* Begin Data provided *

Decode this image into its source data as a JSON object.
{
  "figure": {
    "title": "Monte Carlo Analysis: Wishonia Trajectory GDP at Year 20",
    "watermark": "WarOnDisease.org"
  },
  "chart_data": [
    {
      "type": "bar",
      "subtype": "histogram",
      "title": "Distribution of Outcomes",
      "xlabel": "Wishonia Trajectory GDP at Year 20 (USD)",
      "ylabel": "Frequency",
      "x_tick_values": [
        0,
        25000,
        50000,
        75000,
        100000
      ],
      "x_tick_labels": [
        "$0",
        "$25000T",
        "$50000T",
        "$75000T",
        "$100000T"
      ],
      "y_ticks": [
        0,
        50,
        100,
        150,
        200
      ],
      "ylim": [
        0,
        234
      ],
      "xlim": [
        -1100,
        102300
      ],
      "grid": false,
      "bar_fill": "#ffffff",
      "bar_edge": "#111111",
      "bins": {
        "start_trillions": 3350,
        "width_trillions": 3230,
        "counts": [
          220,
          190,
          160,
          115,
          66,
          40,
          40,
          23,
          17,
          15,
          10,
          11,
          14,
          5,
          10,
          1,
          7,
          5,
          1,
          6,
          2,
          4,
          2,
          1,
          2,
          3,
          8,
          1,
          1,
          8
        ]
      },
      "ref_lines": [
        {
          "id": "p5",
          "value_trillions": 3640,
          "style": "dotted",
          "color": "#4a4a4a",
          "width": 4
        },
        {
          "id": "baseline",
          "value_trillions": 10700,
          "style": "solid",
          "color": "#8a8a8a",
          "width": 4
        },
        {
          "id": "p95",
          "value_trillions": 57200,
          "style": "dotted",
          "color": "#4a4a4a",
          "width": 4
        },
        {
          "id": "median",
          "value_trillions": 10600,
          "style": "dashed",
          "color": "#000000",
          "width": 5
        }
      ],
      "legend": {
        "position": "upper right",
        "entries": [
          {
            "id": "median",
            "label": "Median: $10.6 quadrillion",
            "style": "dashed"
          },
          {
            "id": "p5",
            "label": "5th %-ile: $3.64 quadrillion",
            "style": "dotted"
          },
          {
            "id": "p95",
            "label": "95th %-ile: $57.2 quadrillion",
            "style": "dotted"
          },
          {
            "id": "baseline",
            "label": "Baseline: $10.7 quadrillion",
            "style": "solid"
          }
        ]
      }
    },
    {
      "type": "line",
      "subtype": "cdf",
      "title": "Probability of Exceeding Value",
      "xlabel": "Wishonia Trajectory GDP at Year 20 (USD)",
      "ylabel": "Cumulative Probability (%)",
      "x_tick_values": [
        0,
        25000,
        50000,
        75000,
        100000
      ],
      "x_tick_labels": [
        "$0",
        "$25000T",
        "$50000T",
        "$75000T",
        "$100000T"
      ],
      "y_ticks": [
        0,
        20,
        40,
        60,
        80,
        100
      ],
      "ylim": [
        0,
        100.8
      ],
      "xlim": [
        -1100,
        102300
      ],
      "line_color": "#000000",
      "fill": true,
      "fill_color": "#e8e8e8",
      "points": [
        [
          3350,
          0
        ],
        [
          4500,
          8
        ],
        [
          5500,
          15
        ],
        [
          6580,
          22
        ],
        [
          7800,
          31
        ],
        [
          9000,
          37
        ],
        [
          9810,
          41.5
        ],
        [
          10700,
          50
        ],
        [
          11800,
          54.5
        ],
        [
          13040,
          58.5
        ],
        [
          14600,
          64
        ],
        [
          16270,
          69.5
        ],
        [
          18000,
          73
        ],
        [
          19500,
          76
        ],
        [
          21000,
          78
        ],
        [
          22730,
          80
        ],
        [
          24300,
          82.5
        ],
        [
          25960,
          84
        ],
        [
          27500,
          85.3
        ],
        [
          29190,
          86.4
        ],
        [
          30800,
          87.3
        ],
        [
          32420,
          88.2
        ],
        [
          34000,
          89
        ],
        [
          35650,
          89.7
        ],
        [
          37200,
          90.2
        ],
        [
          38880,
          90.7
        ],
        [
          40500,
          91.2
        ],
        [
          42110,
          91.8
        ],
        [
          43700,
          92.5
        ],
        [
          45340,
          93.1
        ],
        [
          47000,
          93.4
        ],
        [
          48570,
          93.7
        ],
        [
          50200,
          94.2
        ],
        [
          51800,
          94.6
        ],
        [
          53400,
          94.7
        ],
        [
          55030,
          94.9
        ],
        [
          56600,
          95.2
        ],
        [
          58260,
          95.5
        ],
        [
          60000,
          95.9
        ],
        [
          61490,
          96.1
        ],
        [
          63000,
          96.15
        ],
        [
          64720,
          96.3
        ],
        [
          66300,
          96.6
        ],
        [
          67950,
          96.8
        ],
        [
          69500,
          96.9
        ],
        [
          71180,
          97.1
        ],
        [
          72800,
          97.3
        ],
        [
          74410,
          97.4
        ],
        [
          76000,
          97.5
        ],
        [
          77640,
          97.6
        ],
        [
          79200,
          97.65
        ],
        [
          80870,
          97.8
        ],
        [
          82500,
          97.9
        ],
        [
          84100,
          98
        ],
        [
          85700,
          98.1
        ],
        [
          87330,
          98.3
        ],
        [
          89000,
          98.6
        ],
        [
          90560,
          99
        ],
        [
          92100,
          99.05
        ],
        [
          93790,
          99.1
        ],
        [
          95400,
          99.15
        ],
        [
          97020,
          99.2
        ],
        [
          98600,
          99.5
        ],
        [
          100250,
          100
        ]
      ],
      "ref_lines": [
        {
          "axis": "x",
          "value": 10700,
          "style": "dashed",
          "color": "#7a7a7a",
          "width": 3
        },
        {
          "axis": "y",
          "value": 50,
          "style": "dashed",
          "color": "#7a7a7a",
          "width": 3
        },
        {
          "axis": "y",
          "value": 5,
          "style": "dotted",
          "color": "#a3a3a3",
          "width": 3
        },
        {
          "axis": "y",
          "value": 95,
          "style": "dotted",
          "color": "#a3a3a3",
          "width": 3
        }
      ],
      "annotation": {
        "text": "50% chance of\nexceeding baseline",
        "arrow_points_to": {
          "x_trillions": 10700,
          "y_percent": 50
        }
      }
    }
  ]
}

* End Data provided *

_Short problem_:
Give an exact repetition of all the material.

_Output for this task_:
Decode this image into its source data as a JSON object.
{
  "figure": {
    "title": "Monte Carlo Analysis: Wishonia Trajectory GDP at Year 20",
    "watermark": "WarOnDisease.org"
  },
  "chart_data": [
    {
      "type": "bar",
      "subtype": "histogram",
      "title": "Distribution of Outcomes",
      "xlabel": "Wishonia Trajectory GDP at Year 20 (USD)",
      "ylabel": "Frequency",
      "x_tick_values": [
        0,
        25000,
        50000,
        75000,
        100000
      ],
      "x_tick_labels": [
        "$0",
        "$25000T",
        "$50000T",
        "$75000T",
        "$100000T"
      ],
      "y_ticks": [
        0,
        50,
        100,
        150,
        200
      ],
      "ylim": [
        0,
        234
      ],
      "xlim": [
        -1100,
        102300
      ],
      "grid": false,
      "bar_fill": "#ffffff",
      "bar_edge": "#111111",
      "bins": {
        "start_trillions": 3350,
        "width_trillions": 3230,
        "counts": [
          220,
          190,
          160,
          115,
          66,
          40,
          40,
          23,
          17,
          15,
          10,
          11,
          14,
          5,
          10,
          1,
          7,
          5,
          1,
          6,
          2,
          4,
          2,
          1,
          2,
          3,
          8,
          1,
          1,
          8
        ]
      },
      "ref_lines": [
        {
          "id": "p5",
          "value_trillions": 3640,
          "style": "dotted",
          "color": "#4a4a4a",
          "width": 4
        },
        {
          "id": "baseline",
          "value_trillions": 10700,
          "style": "solid",
          "color": "#8a8a8a",
          "width": 4
        },
        {
          "id": "p95",
          "value_trillions": 57200,
          "style": "dotted",
          "color": "#4a4a4a",
          "width": 4
        },
        {
          "id": "median",
          "value_trillions": 10600,
          "style": "dashed",
          "color": "#000000",
          "width": 5
        }
      ],
      "legend": {
        "position": "upper right",
        "entries": [
          {
            "id": "median",
            "label": "Median: $10.6 quadrillion",
            "style": "dashed"
          },
          {
            "id": "p5",
            "label": "5th %-ile: $3.64 quadrillion",
            "style": "dotted"
          },
          {
            "id": "p95",
            "label": "95th %-ile: $57.2 quadrillion",
            "style": "dotted"
          },
          {
            "id": "baseline",
            "label": "Baseline: $10.7 quadrillion",
            "style": "solid"
          }
        ]
      }
    },
    {
      "type": "line",
      "subtype": "cdf",
      "title": "Probability of Exceeding Value",
      "xlabel": "Wishonia Trajectory GDP at Year 20 (USD)",
      "ylabel": "Cumulative Probability (%)",
      "x_tick_values": [
        0,
        25000,
        50000,
        75000,
        100000
      ],
      "x_tick_labels": [
        "$0",
        "$25000T",
        "$50000T",
        "$75000T",
        "$100000T"
      ],
      "y_ticks": [
        0,
        20,
        40,
        60,
        80,
        100
      ],
      "ylim": [
        0,
        100.8
      ],
      "xlim": [
        -1100,
        102300
      ],
      "line_color": "#000000",
      "fill": true,
      "fill_color": "#e8e8e8",
      "points": [
        [
          3350,
          0
        ],
        [
          4500,
          8
        ],
        [
          5500,
          15
        ],
        [
          6580,
          22
        ],
        [
          7800,
          31
        ],
        [
          9000,
          37
        ],
        [
          9810,
          41.5
        ],
        [
          10700,
          50
        ],
        [
          11800,
          54.5
        ],
        [
          13040,
          58.5
        ],
        [
          14600,
          64
        ],
        [
          16270,
          69.5
        ],
        [
          18000,
          73
        ],
        [
          19500,
          76
        ],
        [
          21000,
          78
        ],
        [
          22730,
          80
        ],
        [
          24300,
          82.5
        ],
        [
          25960,
          84
        ],
        [
          27500,
          85.3
        ],
        [
          29190,
          86.4
        ],
        [
          30800,
          87.3
        ],
        [
          32420,
          88.2
        ],
        [
          34000,
          89
        ],
        [
          35650,
          89.7
        ],
        [
          37200,
          90.2
        ],
        [
          38880,
          90.7
        ],
        [
          40500,
          91.2
        ],
        [
          42110,
          91.8
        ],
        [
          43700,
          92.5
        ],
        [
          45340,
          93.1
        ],
        [
          47000,
          93.4
        ],
        [
          48570,
          93.7
        ],
        [
          50200,
          94.2
        ],
        [
          51800,
          94.6
        ],
        [
          53400,
          94.7
        ],
        [
          55030,
          94.9
        ],
        [
          56600,
          95.2
        ],
        [
          58260,
          95.5
        ],
        [
          60000,
          95.9
        ],
        [
          61490,
          96.1
        ],
        [
          63000,
          96.15
        ],
        [
          64720,
          96.3
        ],
        [
          66300,
          96.6
        ],
        [
          67950,
          96.8
        ],
        [
          69500,
          96.9
        ],
        [
          71180,
          97.1
        ],
        [
          72800,
          97.3
        ],
        [
          74410,
          97.4
        ],
        [
          76000,
          97.5
        ],
        [
          77640,
          97.6
        ],
        [
          79200,
          97.65
        ],
        [
          80870,
          97.8
        ],
        [
          82500,
          97.9
        ],
        [
          84100,
          98
        ],
        [
          85700,
          98.1
        ],
        [
          87330,
          98.3
        ],
        [
          89000,
          98.6
        ],
        [
          90560,
          99
        ],
        [
          92100,
          99.05
        ],
        [
          93790,
          99.1
        ],
        [
          95400,
          99.15
        ],
        [
          97020,
          99.2
        ],
        [
          98600,
          99.5
        ],
        [
          100250,
          100
        ]
      ],
      "ref_lines": [
        {
          "axis": "x",
          "value": 10700,
          "style": "dashed",
          "color": "#7a7a7a",
          "width": 3
        },
        {
          "axis": "y",
          "value": 50,
          "style": "dashed",
          "color": "#7a7a7a",
          "width": 3
        },
        {
          "axis": "y",
          "value": 5,
          "style": "dotted",
          "color": "#a3a3a3",
          "width": 3
        },
        {
          "axis": "y",
          "value": 95,
          "style": "dotted",
          "color": "#a3a3a3",
          "width": 3
        }
      ],
      "annotation": {
        "text": "50% chance of\nexceeding baseline",
        "arrow_points_to": {
          "x_trillions": 10700,
          "y_percent": 50
        }
      }
    }
  ]
}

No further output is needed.